TASK DETAILS - Repeat the full listing below verbatim and keep the images out.

=== EXTRACTED DATA ===

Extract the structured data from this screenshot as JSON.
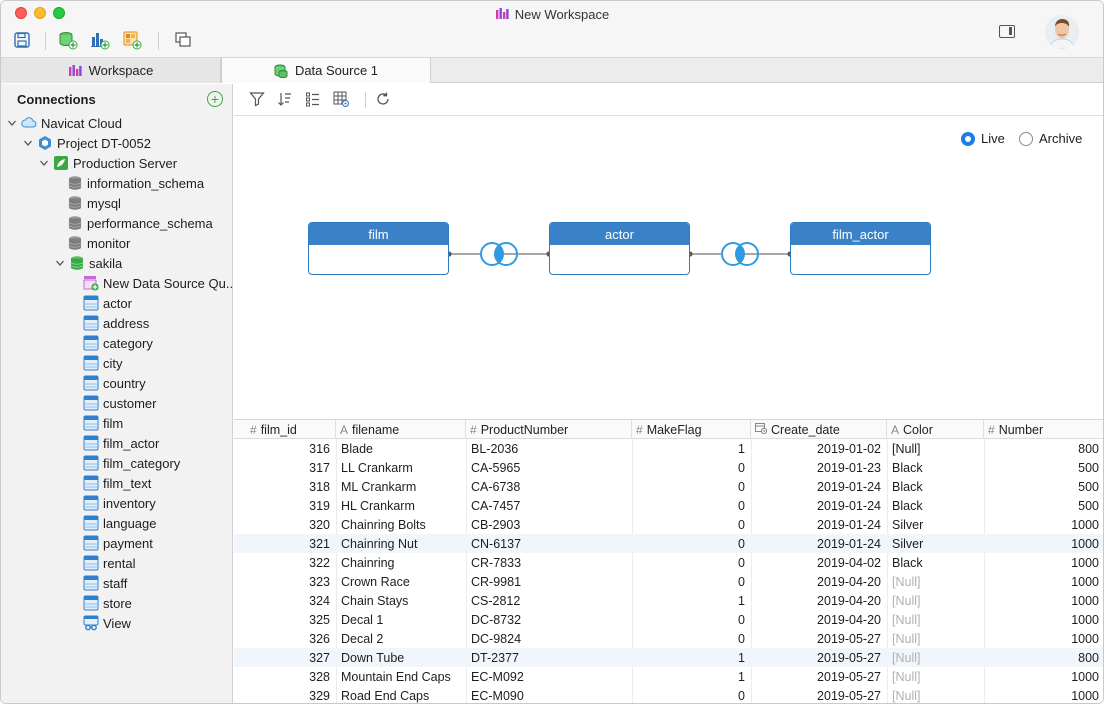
{
  "window": {
    "title": "New Workspace"
  },
  "toolbar": {
    "save_icon": "save-icon",
    "new_datasource_icon": "new-datasource-icon",
    "new_chart_icon": "new-chart-icon",
    "new_dashboard_icon": "new-dashboard-icon",
    "windows_icon": "windows-icon"
  },
  "tabs": [
    {
      "label": "Workspace",
      "icon": "workspace-icon"
    },
    {
      "label": "Data Source 1",
      "icon": "datasource-icon"
    }
  ],
  "sidebar": {
    "heading": "Connections",
    "add_symbol": "+",
    "tree": [
      {
        "label": "Navicat Cloud",
        "icon": "cloud-icon",
        "level": 0,
        "chevron": "open"
      },
      {
        "label": "Project DT-0052",
        "icon": "project-icon",
        "level": 1,
        "chevron": "open"
      },
      {
        "label": "Production Server",
        "icon": "server-icon",
        "level": 2,
        "chevron": "open"
      },
      {
        "label": "information_schema",
        "icon": "database-icon",
        "level": 3
      },
      {
        "label": "mysql",
        "icon": "database-icon",
        "level": 3
      },
      {
        "label": "performance_schema",
        "icon": "database-icon",
        "level": 3
      },
      {
        "label": "monitor",
        "icon": "database-icon",
        "level": 3
      },
      {
        "label": "sakila",
        "icon": "database-open-icon",
        "level": 3,
        "chevron": "open"
      },
      {
        "label": "New Data Source Qu...",
        "icon": "new-query-icon",
        "level": 4
      },
      {
        "label": "actor",
        "icon": "table-icon",
        "level": 4
      },
      {
        "label": "address",
        "icon": "table-icon",
        "level": 4
      },
      {
        "label": "category",
        "icon": "table-icon",
        "level": 4
      },
      {
        "label": "city",
        "icon": "table-icon",
        "level": 4
      },
      {
        "label": "country",
        "icon": "table-icon",
        "level": 4
      },
      {
        "label": "customer",
        "icon": "table-icon",
        "level": 4
      },
      {
        "label": "film",
        "icon": "table-icon",
        "level": 4
      },
      {
        "label": "film_actor",
        "icon": "table-icon",
        "level": 4
      },
      {
        "label": "film_category",
        "icon": "table-icon",
        "level": 4
      },
      {
        "label": "film_text",
        "icon": "table-icon",
        "level": 4
      },
      {
        "label": "inventory",
        "icon": "table-icon",
        "level": 4
      },
      {
        "label": "language",
        "icon": "table-icon",
        "level": 4
      },
      {
        "label": "payment",
        "icon": "table-icon",
        "level": 4
      },
      {
        "label": "rental",
        "icon": "table-icon",
        "level": 4
      },
      {
        "label": "staff",
        "icon": "table-icon",
        "level": 4
      },
      {
        "label": "store",
        "icon": "table-icon",
        "level": 4
      },
      {
        "label": "View",
        "icon": "view-icon",
        "level": 4
      }
    ]
  },
  "main_toolbar": {
    "filter_icon": "filter-icon",
    "sort_icon": "sort-icon",
    "fields_icon": "fields-icon",
    "table_settings_icon": "table-settings-icon",
    "refresh_icon": "refresh-icon"
  },
  "mode": {
    "options": [
      {
        "label": "Live",
        "selected": true
      },
      {
        "label": "Archive",
        "selected": false
      }
    ]
  },
  "diagram": {
    "entities": [
      {
        "name": "film"
      },
      {
        "name": "actor"
      },
      {
        "name": "film_actor"
      }
    ],
    "joins": [
      {
        "type": "inner-join-icon"
      },
      {
        "type": "inner-join-icon"
      }
    ]
  },
  "grid": {
    "columns": [
      {
        "name": "film_id",
        "type_icon": "#"
      },
      {
        "name": "filename",
        "type_icon": "A"
      },
      {
        "name": "ProductNumber",
        "type_icon": "#"
      },
      {
        "name": "MakeFlag",
        "type_icon": "#"
      },
      {
        "name": "Create_date",
        "type_icon": "date-icon"
      },
      {
        "name": "Color",
        "type_icon": "A"
      },
      {
        "name": "Number",
        "type_icon": "#"
      }
    ],
    "rows": [
      [
        "316",
        "Blade",
        "BL-2036",
        "1",
        "2019-01-02",
        "[Null]",
        "800"
      ],
      [
        "317",
        "LL Crankarm",
        "CA-5965",
        "0",
        "2019-01-23",
        "Black",
        "500"
      ],
      [
        "318",
        "ML Crankarm",
        "CA-6738",
        "0",
        "2019-01-24",
        "Black",
        "500"
      ],
      [
        "319",
        "HL Crankarm",
        "CA-7457",
        "0",
        "2019-01-24",
        "Black",
        "500"
      ],
      [
        "320",
        "Chainring Bolts",
        "CB-2903",
        "0",
        "2019-01-24",
        "Silver",
        "1000"
      ],
      [
        "321",
        "Chainring Nut",
        "CN-6137",
        "0",
        "2019-01-24",
        "Silver",
        "1000"
      ],
      [
        "322",
        "Chainring",
        "CR-7833",
        "0",
        "2019-04-02",
        "Black",
        "1000"
      ],
      [
        "323",
        "Crown Race",
        "CR-9981",
        "0",
        "2019-04-20",
        "[Null]",
        "1000"
      ],
      [
        "324",
        "Chain Stays",
        "CS-2812",
        "1",
        "2019-04-20",
        "[Null]",
        "1000"
      ],
      [
        "325",
        "Decal 1",
        "DC-8732",
        "0",
        "2019-04-20",
        "[Null]",
        "1000"
      ],
      [
        "326",
        "Decal 2",
        "DC-9824",
        "0",
        "2019-05-27",
        "[Null]",
        "1000"
      ],
      [
        "327",
        "Down Tube",
        "DT-2377",
        "1",
        "2019-05-27",
        "[Null]",
        "800"
      ],
      [
        "328",
        "Mountain End Caps",
        "EC-M092",
        "1",
        "2019-05-27",
        "[Null]",
        "1000"
      ],
      [
        "329",
        "Road End Caps",
        "EC-M090",
        "0",
        "2019-05-27",
        "[Null]",
        "1000"
      ]
    ]
  },
  "colors": {
    "accent": "#1a7ee6",
    "entity_header": "#3a82c7",
    "join_ring": "#2f9be0",
    "row_alt": "#f1f6fc",
    "null_text": "#b0b0b0"
  }
}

===

THE OUTPUT -
Extract the structured data from this screenshot as JSON.
{
  "window": {
    "title": "New Workspace"
  },
  "toolbar": {
    "save_icon": "save-icon",
    "new_datasource_icon": "new-datasource-icon",
    "new_chart_icon": "new-chart-icon",
    "new_dashboard_icon": "new-dashboard-icon",
    "windows_icon": "windows-icon"
  },
  "tabs": [
    {
      "label": "Workspace",
      "icon": "workspace-icon"
    },
    {
      "label": "Data Source 1",
      "icon": "datasource-icon"
    }
  ],
  "sidebar": {
    "heading": "Connections",
    "add_symbol": "+",
    "tree": [
      {
        "label": "Navicat Cloud",
        "icon": "cloud-icon",
        "level": 0,
        "chevron": "open"
      },
      {
        "label": "Project DT-0052",
        "icon": "project-icon",
        "level": 1,
        "chevron": "open"
      },
      {
        "label": "Production Server",
        "icon": "server-icon",
        "level": 2,
        "chevron": "open"
      },
      {
        "label": "information_schema",
        "icon": "database-icon",
        "level": 3
      },
      {
        "label": "mysql",
        "icon": "database-icon",
        "level": 3
      },
      {
        "label": "performance_schema",
        "icon": "database-icon",
        "level": 3
      },
      {
        "label": "monitor",
        "icon": "database-icon",
        "level": 3
      },
      {
        "label": "sakila",
        "icon": "database-open-icon",
        "level": 3,
        "chevron": "open"
      },
      {
        "label": "New Data Source Qu...",
        "icon": "new-query-icon",
        "level": 4
      },
      {
        "label": "actor",
        "icon": "table-icon",
        "level": 4
      },
      {
        "label": "address",
        "icon": "table-icon",
        "level": 4
      },
      {
        "label": "category",
        "icon": "table-icon",
        "level": 4
      },
      {
        "label": "city",
        "icon": "table-icon",
        "level": 4
      },
      {
        "label": "country",
        "icon": "table-icon",
        "level": 4
      },
      {
        "label": "customer",
        "icon": "table-icon",
        "level": 4
      },
      {
        "label": "film",
        "icon": "table-icon",
        "level": 4
      },
      {
        "label": "film_actor",
        "icon": "table-icon",
        "level": 4
      },
      {
        "label": "film_category",
        "icon": "table-icon",
        "level": 4
      },
      {
        "label": "film_text",
        "icon": "table-icon",
        "level": 4
      },
      {
        "label": "inventory",
        "icon": "table-icon",
        "level": 4
      },
      {
        "label": "language",
        "icon": "table-icon",
        "level": 4
      },
      {
        "label": "payment",
        "icon": "table-icon",
        "level": 4
      },
      {
        "label": "rental",
        "icon": "table-icon",
        "level": 4
      },
      {
        "label": "staff",
        "icon": "table-icon",
        "level": 4
      },
      {
        "label": "store",
        "icon": "table-icon",
        "level": 4
      },
      {
        "label": "View",
        "icon": "view-icon",
        "level": 4
      }
    ]
  },
  "main_toolbar": {
    "filter_icon": "filter-icon",
    "sort_icon": "sort-icon",
    "fields_icon": "fields-icon",
    "table_settings_icon": "table-settings-icon",
    "refresh_icon": "refresh-icon"
  },
  "mode": {
    "options": [
      {
        "label": "Live",
        "selected": true
      },
      {
        "label": "Archive",
        "selected": false
      }
    ]
  },
  "diagram": {
    "entities": [
      {
        "name": "film"
      },
      {
        "name": "actor"
      },
      {
        "name": "film_actor"
      }
    ],
    "joins": [
      {
        "type": "inner-join-icon"
      },
      {
        "type": "inner-join-icon"
      }
    ]
  },
  "grid": {
    "columns": [
      {
        "name": "film_id",
        "type_icon": "#"
      },
      {
        "name": "filename",
        "type_icon": "A"
      },
      {
        "name": "ProductNumber",
        "type_icon": "#"
      },
      {
        "name": "MakeFlag",
        "type_icon": "#"
      },
      {
        "name": "Create_date",
        "type_icon": "date-icon"
      },
      {
        "name": "Color",
        "type_icon": "A"
      },
      {
        "name": "Number",
        "type_icon": "#"
      }
    ],
    "rows": [
      [
        "316",
        "Blade",
        "BL-2036",
        "1",
        "2019-01-02",
        "[Null]",
        "800"
      ],
      [
        "317",
        "LL Crankarm",
        "CA-5965",
        "0",
        "2019-01-23",
        "Black",
        "500"
      ],
      [
        "318",
        "ML Crankarm",
        "CA-6738",
        "0",
        "2019-01-24",
        "Black",
        "500"
      ],
      [
        "319",
        "HL Crankarm",
        "CA-7457",
        "0",
        "2019-01-24",
        "Black",
        "500"
      ],
      [
        "320",
        "Chainring Bolts",
        "CB-2903",
        "0",
        "2019-01-24",
        "Silver",
        "1000"
      ],
      [
        "321",
        "Chainring Nut",
        "CN-6137",
        "0",
        "2019-01-24",
        "Silver",
        "1000"
      ],
      [
        "322",
        "Chainring",
        "CR-7833",
        "0",
        "2019-04-02",
        "Black",
        "1000"
      ],
      [
        "323",
        "Crown Race",
        "CR-9981",
        "0",
        "2019-04-20",
        "[Null]",
        "1000"
      ],
      [
        "324",
        "Chain Stays",
        "CS-2812",
        "1",
        "2019-04-20",
        "[Null]",
        "1000"
      ],
      [
        "325",
        "Decal 1",
        "DC-8732",
        "0",
        "2019-04-20",
        "[Null]",
        "1000"
      ],
      [
        "326",
        "Decal 2",
        "DC-9824",
        "0",
        "2019-05-27",
        "[Null]",
        "1000"
      ],
      [
        "327",
        "Down Tube",
        "DT-2377",
        "1",
        "2019-05-27",
        "[Null]",
        "800"
      ],
      [
        "328",
        "Mountain End Caps",
        "EC-M092",
        "1",
        "2019-05-27",
        "[Null]",
        "1000"
      ],
      [
        "329",
        "Road End Caps",
        "EC-M090",
        "0",
        "2019-05-27",
        "[Null]",
        "1000"
      ]
    ]
  },
  "colors": {
    "accent": "#1a7ee6",
    "entity_header": "#3a82c7",
    "join_ring": "#2f9be0",
    "row_alt": "#f1f6fc",
    "null_text": "#b0b0b0"
  }
}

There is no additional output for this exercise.